- **Written request**: Locate each line with the string "that" in the listing below and copy it.

Extracts from a graphics dataset:

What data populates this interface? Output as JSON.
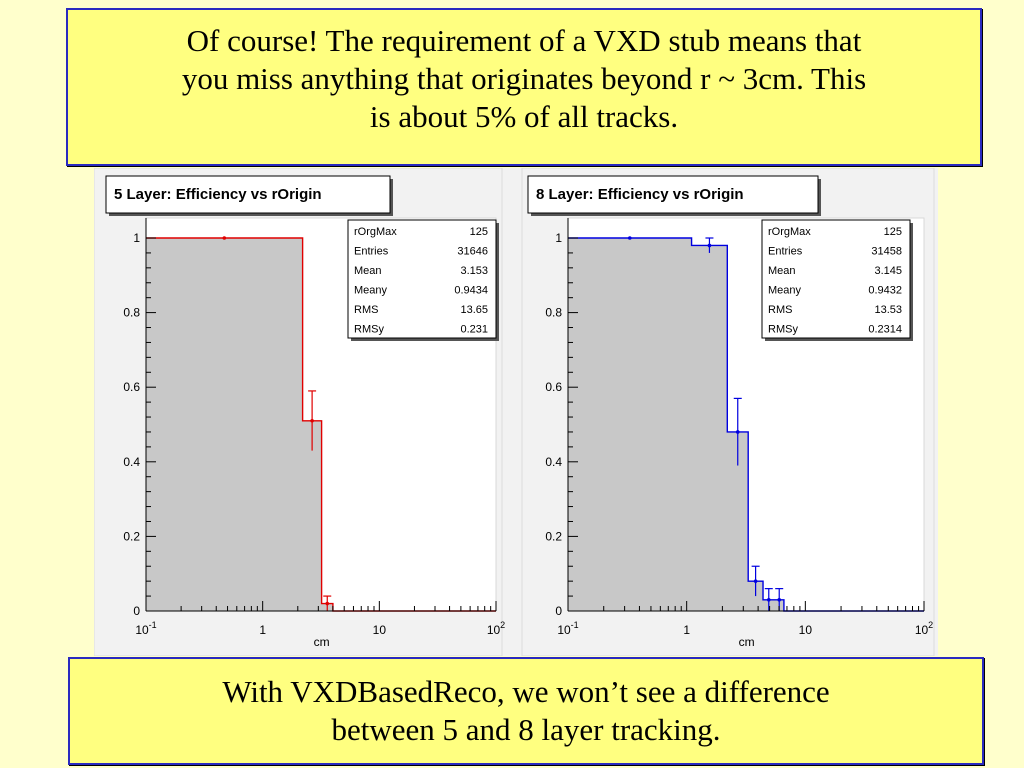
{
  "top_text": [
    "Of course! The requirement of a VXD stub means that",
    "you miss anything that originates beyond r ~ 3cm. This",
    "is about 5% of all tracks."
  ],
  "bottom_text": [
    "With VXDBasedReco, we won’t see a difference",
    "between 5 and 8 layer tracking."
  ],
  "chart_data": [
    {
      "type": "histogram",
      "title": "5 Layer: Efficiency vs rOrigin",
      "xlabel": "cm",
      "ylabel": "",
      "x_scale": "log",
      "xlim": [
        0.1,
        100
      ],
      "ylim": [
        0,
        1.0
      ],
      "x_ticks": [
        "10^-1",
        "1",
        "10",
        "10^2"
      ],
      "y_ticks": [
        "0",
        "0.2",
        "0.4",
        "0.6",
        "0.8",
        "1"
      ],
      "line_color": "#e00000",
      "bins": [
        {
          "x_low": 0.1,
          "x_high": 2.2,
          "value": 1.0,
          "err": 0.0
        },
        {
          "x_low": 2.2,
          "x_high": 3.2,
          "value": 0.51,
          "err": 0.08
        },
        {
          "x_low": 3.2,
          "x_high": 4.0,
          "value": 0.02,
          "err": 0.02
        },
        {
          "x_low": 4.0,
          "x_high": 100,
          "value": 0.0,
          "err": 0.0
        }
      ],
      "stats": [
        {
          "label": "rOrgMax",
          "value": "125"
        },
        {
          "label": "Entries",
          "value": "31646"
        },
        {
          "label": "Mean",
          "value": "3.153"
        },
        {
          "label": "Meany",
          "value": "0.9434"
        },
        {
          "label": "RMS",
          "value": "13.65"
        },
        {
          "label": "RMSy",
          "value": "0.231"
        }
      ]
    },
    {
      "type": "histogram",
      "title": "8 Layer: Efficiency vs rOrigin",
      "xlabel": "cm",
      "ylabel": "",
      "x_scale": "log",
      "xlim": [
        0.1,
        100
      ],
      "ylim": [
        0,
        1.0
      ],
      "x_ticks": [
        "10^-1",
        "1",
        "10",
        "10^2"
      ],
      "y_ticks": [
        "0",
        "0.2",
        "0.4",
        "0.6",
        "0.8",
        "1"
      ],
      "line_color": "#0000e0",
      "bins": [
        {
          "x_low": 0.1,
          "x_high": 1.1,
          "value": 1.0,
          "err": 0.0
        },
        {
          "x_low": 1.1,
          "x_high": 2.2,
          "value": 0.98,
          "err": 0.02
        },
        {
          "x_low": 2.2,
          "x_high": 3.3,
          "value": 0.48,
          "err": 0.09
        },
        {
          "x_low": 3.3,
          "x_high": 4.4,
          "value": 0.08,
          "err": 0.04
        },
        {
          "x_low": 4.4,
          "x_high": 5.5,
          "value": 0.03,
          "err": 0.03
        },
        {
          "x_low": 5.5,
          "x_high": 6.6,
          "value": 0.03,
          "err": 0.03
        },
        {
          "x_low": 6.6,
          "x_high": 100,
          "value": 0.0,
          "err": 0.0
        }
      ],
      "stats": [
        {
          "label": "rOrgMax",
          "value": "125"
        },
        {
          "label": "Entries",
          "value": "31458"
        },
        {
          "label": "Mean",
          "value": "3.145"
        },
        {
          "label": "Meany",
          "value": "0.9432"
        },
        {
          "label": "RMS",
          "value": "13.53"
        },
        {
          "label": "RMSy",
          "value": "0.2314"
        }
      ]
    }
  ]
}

--

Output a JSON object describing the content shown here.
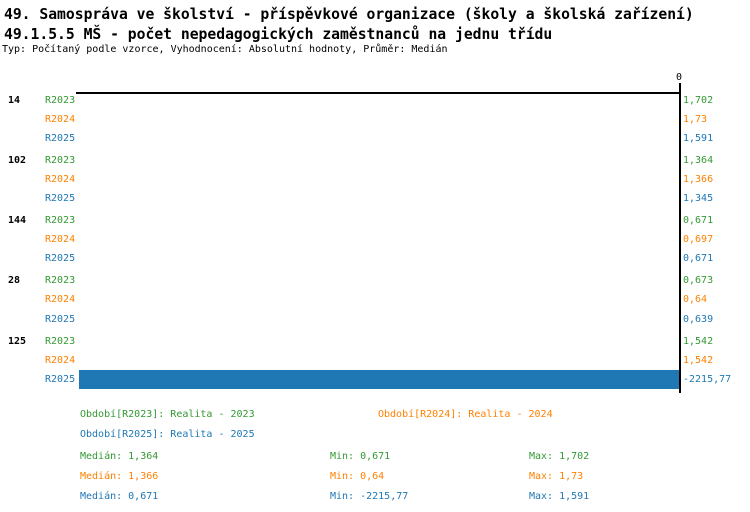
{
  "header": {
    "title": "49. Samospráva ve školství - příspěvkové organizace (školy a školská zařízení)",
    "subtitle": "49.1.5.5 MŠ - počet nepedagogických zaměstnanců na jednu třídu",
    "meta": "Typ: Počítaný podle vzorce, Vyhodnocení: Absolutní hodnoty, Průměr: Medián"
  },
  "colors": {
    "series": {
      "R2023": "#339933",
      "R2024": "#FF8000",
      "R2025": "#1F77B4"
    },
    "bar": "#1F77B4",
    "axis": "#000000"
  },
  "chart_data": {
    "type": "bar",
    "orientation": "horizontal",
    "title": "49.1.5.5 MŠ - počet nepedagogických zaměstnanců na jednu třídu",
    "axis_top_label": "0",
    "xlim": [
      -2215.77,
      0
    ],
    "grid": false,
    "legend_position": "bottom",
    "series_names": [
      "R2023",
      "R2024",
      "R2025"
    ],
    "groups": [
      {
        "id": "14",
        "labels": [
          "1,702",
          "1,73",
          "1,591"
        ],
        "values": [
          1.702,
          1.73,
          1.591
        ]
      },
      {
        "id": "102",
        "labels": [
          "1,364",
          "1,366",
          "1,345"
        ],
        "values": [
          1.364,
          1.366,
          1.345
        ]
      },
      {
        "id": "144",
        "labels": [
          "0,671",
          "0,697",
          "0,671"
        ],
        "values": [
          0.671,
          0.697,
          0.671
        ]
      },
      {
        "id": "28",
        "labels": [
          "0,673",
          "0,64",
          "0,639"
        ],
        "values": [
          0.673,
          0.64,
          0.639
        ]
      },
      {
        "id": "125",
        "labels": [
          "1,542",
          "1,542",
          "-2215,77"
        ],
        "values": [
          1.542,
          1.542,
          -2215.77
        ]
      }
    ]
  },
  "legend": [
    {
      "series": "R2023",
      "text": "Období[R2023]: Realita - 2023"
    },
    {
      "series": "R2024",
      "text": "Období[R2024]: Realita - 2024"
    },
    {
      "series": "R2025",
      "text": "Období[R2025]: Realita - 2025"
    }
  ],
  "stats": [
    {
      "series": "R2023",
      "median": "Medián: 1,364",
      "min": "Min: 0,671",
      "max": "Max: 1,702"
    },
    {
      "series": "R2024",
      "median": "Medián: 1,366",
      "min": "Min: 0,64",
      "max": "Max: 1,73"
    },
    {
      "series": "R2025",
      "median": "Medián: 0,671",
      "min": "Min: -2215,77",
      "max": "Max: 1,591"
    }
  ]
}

- **Expected answer**:
    "Of course! The requirement of a VXD stub means that",
    "you miss anything that originates beyond r ~ 3cm. This",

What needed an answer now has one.